* **DATASET RECORDS**:
<<<<

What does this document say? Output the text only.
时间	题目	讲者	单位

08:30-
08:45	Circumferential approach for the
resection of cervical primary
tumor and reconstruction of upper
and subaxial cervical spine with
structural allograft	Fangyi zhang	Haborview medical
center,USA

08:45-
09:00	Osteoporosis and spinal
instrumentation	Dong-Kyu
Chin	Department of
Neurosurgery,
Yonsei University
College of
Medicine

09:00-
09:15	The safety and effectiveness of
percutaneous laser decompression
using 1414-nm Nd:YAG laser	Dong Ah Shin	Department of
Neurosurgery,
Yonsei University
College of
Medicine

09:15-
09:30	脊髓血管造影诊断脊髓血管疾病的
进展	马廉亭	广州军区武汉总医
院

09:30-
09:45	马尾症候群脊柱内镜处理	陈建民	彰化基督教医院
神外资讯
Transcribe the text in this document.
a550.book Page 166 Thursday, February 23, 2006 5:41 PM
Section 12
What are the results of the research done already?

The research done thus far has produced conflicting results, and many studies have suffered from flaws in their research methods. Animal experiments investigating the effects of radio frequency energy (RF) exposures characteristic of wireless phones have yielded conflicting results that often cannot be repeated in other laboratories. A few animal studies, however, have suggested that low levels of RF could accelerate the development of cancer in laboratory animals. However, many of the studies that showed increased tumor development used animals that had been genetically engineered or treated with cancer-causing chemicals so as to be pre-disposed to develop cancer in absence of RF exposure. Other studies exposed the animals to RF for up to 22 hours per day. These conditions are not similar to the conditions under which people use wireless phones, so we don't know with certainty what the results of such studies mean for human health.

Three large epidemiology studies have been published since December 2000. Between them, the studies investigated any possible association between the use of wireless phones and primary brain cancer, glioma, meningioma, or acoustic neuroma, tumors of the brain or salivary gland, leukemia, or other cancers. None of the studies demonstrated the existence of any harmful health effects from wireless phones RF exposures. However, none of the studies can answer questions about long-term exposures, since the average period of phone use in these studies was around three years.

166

>>>>
<<<<

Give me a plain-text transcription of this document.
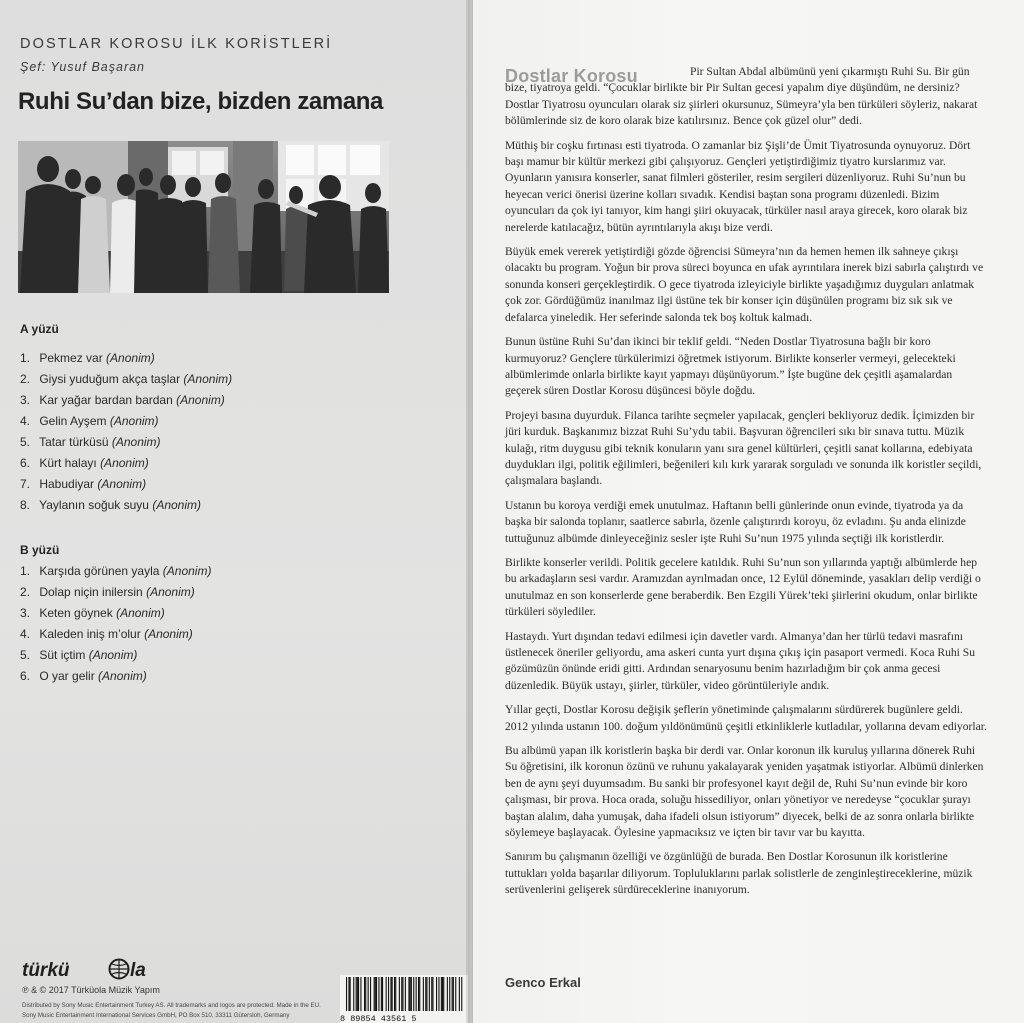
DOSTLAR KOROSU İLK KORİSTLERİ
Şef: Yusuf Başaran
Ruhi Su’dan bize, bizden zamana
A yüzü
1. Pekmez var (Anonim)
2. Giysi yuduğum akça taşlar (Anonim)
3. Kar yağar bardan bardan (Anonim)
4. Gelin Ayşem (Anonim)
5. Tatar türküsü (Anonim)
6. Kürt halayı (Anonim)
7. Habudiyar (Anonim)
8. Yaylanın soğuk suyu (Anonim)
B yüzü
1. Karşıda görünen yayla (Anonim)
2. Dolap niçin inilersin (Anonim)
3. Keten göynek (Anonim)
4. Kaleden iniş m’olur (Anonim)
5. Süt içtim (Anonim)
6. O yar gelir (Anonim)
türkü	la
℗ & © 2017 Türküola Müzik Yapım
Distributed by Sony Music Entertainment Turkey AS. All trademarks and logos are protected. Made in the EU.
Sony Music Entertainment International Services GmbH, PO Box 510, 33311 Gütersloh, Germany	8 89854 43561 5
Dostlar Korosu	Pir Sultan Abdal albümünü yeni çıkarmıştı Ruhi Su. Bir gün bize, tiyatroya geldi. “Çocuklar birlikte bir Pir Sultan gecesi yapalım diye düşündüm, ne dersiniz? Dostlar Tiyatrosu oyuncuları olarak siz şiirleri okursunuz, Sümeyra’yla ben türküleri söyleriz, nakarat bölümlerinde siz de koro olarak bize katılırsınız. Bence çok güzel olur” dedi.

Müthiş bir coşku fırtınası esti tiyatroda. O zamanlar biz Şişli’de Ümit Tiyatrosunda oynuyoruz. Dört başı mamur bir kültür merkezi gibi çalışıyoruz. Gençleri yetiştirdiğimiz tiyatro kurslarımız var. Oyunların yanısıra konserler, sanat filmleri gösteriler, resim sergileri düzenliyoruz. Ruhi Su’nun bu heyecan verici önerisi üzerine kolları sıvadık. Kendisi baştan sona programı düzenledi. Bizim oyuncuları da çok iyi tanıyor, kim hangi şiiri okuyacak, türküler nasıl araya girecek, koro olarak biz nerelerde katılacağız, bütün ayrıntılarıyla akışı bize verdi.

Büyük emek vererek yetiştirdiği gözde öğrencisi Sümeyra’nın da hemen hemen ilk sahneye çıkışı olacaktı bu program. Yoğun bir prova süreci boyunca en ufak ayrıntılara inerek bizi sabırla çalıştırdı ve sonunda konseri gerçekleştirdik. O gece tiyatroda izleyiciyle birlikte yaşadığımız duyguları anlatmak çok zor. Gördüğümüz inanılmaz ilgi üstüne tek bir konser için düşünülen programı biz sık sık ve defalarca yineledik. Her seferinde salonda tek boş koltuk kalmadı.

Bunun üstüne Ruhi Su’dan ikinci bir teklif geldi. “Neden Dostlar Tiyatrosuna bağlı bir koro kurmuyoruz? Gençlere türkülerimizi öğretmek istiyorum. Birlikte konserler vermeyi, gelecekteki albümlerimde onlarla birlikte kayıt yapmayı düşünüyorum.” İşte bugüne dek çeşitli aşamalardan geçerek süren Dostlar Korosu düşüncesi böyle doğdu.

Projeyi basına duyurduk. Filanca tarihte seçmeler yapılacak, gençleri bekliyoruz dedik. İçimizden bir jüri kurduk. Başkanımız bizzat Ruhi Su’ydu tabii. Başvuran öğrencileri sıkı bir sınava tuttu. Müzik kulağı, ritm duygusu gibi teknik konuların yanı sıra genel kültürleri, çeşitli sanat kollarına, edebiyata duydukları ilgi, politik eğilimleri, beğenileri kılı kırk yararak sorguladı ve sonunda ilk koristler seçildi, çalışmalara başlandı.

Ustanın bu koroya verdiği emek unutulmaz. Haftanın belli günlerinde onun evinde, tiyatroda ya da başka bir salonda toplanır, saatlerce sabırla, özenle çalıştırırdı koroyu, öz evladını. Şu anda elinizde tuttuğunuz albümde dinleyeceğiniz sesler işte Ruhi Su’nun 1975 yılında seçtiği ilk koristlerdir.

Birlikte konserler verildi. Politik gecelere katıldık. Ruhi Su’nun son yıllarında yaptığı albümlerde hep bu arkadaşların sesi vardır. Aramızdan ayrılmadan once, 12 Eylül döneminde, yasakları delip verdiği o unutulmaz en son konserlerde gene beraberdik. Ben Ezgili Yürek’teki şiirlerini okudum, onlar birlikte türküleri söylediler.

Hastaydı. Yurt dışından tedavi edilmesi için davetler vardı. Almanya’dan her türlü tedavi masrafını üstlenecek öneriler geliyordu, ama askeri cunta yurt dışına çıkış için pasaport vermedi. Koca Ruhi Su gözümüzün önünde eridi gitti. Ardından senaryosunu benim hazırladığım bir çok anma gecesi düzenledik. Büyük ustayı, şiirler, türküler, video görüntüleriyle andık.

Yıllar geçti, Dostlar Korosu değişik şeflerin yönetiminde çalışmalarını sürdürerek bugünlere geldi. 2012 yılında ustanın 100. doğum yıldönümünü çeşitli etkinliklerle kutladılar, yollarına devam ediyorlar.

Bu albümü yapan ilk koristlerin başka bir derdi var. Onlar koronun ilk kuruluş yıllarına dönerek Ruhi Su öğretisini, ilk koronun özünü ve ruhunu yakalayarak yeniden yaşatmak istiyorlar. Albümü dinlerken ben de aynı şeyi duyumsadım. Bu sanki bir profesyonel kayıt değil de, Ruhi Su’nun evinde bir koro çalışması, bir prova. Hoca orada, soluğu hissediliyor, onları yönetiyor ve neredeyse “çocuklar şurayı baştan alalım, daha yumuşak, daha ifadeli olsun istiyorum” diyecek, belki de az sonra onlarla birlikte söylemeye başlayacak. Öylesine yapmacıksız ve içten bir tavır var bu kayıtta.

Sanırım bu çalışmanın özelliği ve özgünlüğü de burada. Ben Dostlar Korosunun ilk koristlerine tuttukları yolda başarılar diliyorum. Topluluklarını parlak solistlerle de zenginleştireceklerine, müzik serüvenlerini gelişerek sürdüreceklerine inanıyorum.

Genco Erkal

>>>>

* **EXERCISE BRIEF**:
Scan the data above and copy every line with "kayıt" in it.

* **SOLUTION TO THIS TASK**:
Bunun üstüne Ruhi Su’dan ikinci bir teklif geldi. “Neden Dostlar Tiyatrosuna bağlı bir koro kurmuyoruz? Gençlere türkülerimizi öğretmek istiyorum. Birlikte konserler vermeyi, gelecekteki albümlerimde onlarla birlikte kayıt yapmayı düşünüyorum.” İşte bugüne dek çeşitli aşamalardan geçerek süren Dostlar Korosu düşüncesi böyle doğdu.
Bu albümü yapan ilk koristlerin başka bir derdi var. Onlar koronun ilk kuruluş yıllarına dönerek Ruhi Su öğretisini, ilk koronun özünü ve ruhunu yakalayarak yeniden yaşatmak istiyorlar. Albümü dinlerken ben de aynı şeyi duyumsadım. Bu sanki bir profesyonel kayıt değil de, Ruhi Su’nun evinde bir koro çalışması, bir prova. Hoca orada, soluğu hissediliyor, onları yönetiyor ve neredeyse “çocuklar şurayı baştan alalım, daha yumuşak, daha ifadeli olsun istiyorum” diyecek, belki de az sonra onlarla birlikte söylemeye başlayacak. Öylesine yapmacıksız ve içten bir tavır var bu kayıtta.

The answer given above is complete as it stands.